§ The input:
::::

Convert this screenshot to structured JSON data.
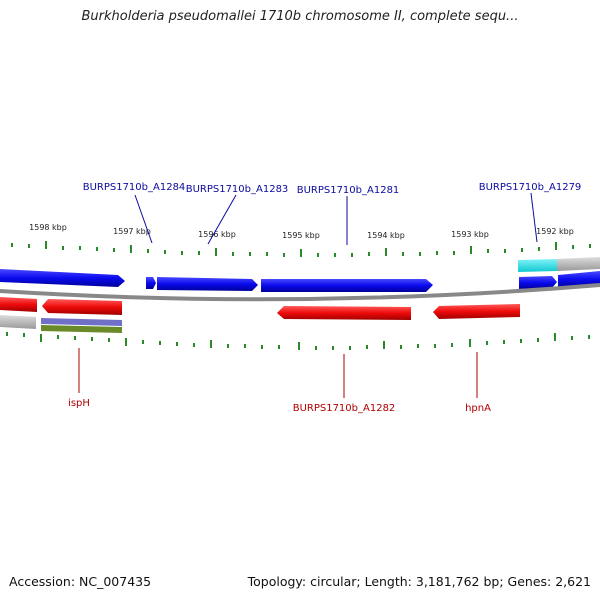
{
  "title": "Burkholderia pseudomallei 1710b chromosome II, complete sequ...",
  "footer": {
    "accession": "Accession: NC_007435",
    "summary": "Topology: circular; Length: 3,181,762 bp; Genes: 2,621"
  },
  "colors": {
    "forward_gene": "#1010ee",
    "reverse_gene": "#ee1010",
    "forward_label": "#0a0aa0",
    "reverse_label": "#b00000",
    "tick": "#2a8a2a",
    "backbone": "#888888",
    "cyan_feature": "#20d8e0",
    "gray_feature": "#bbbbbb",
    "purple_feature": "#7070c8",
    "olive_feature": "#6a8a2a"
  },
  "ticks": [
    {
      "label": "1598 kbp"
    },
    {
      "label": "1597 kbp"
    },
    {
      "label": "1596 kbp"
    },
    {
      "label": "1595 kbp"
    },
    {
      "label": "1594 kbp"
    },
    {
      "label": "1593 kbp"
    },
    {
      "label": "1592 kbp"
    }
  ],
  "genes_forward_labels": [
    {
      "name": "BURPS1710b_A1284"
    },
    {
      "name": "BURPS1710b_A1283"
    },
    {
      "name": "BURPS1710b_A1281"
    },
    {
      "name": "BURPS1710b_A1279"
    }
  ],
  "genes_reverse_labels": [
    {
      "name": "ispH"
    },
    {
      "name": "BURPS1710b_A1282"
    },
    {
      "name": "hpnA"
    }
  ]
}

::::

§ Exercise aim:
All of the material above must be retyped exactly, line for line, with the images dropped.

§ Result of this task:
Convert this screenshot to structured JSON data.
{
  "title": "Burkholderia pseudomallei 1710b chromosome II, complete sequ...",
  "footer": {
    "accession": "Accession: NC_007435",
    "summary": "Topology: circular; Length: 3,181,762 bp; Genes: 2,621"
  },
  "colors": {
    "forward_gene": "#1010ee",
    "reverse_gene": "#ee1010",
    "forward_label": "#0a0aa0",
    "reverse_label": "#b00000",
    "tick": "#2a8a2a",
    "backbone": "#888888",
    "cyan_feature": "#20d8e0",
    "gray_feature": "#bbbbbb",
    "purple_feature": "#7070c8",
    "olive_feature": "#6a8a2a"
  },
  "ticks": [
    {
      "label": "1598 kbp"
    },
    {
      "label": "1597 kbp"
    },
    {
      "label": "1596 kbp"
    },
    {
      "label": "1595 kbp"
    },
    {
      "label": "1594 kbp"
    },
    {
      "label": "1593 kbp"
    },
    {
      "label": "1592 kbp"
    }
  ],
  "genes_forward_labels": [
    {
      "name": "BURPS1710b_A1284"
    },
    {
      "name": "BURPS1710b_A1283"
    },
    {
      "name": "BURPS1710b_A1281"
    },
    {
      "name": "BURPS1710b_A1279"
    }
  ],
  "genes_reverse_labels": [
    {
      "name": "ispH"
    },
    {
      "name": "BURPS1710b_A1282"
    },
    {
      "name": "hpnA"
    }
  ]
}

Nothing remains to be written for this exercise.